Aim:
Select and reproduce each line of the listing below that bears the string "this".

Rows:
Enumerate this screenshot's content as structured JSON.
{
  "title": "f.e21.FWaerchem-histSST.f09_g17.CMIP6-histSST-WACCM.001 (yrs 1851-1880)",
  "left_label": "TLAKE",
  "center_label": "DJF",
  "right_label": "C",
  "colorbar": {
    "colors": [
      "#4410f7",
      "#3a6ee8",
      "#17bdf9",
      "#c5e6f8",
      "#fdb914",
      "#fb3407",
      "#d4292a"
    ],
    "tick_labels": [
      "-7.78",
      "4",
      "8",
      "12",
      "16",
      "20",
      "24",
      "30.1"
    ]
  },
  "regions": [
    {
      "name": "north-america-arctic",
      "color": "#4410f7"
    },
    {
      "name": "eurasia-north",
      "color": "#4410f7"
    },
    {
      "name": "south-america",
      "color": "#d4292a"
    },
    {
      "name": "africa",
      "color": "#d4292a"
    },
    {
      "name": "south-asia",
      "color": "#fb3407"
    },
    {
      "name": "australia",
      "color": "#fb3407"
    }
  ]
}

* * *

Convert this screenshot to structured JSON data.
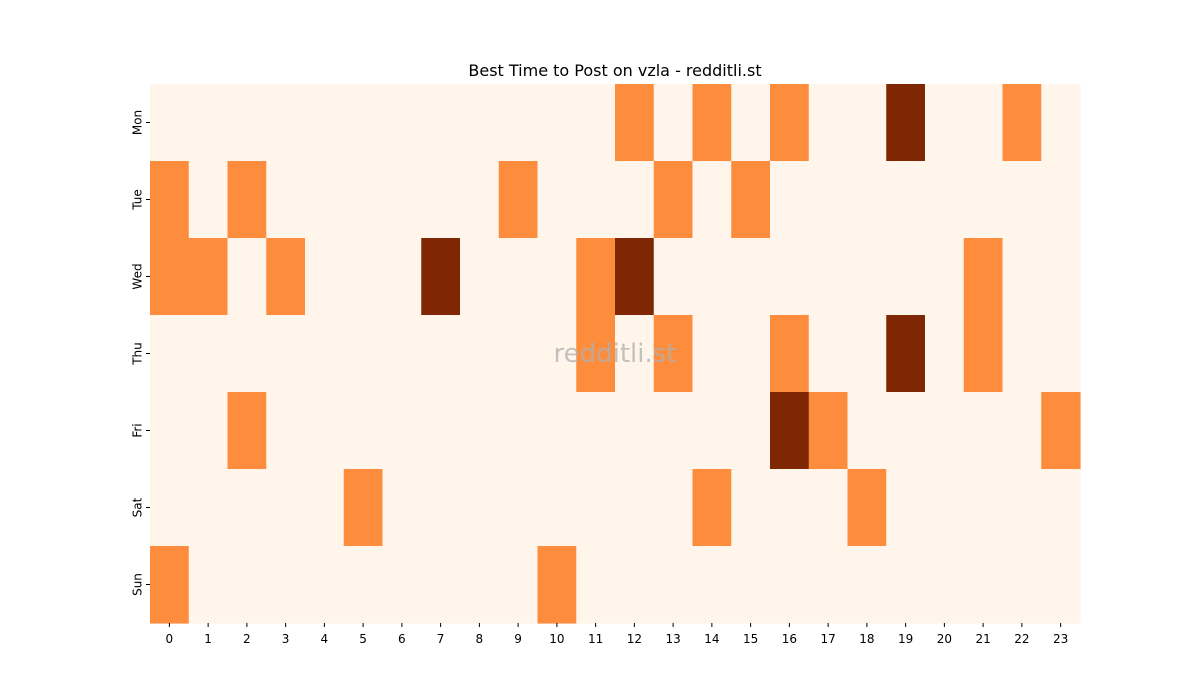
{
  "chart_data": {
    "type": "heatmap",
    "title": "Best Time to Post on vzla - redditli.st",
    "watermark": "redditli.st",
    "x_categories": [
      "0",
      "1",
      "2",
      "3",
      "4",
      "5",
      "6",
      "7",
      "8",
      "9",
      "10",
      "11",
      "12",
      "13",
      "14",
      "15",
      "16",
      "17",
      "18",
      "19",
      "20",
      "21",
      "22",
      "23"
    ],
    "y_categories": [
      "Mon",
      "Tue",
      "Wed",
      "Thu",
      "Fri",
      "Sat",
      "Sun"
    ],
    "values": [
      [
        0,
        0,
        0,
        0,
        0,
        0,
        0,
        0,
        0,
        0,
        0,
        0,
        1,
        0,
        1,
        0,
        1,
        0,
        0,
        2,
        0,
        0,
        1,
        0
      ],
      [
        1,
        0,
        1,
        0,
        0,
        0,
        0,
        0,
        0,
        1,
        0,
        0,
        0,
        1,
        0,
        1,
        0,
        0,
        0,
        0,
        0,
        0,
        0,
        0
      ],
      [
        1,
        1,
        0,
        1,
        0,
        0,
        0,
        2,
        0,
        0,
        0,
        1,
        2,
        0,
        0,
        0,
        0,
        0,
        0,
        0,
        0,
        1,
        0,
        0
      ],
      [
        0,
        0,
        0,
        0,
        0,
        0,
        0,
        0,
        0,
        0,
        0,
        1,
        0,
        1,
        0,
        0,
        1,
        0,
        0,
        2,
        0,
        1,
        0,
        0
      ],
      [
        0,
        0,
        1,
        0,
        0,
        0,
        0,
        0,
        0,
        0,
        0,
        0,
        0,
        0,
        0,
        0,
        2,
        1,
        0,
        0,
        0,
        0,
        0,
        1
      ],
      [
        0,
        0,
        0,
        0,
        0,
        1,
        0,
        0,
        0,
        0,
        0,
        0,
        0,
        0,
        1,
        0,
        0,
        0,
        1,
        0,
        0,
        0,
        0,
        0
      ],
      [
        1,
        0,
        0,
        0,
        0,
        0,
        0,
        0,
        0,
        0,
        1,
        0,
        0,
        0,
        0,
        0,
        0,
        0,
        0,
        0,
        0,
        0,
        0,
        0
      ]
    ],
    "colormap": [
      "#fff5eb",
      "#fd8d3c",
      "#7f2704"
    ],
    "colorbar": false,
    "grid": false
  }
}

Full output:
Enumerate this screenshot's content as structured JSON.
Convert this screenshot to structured JSON data.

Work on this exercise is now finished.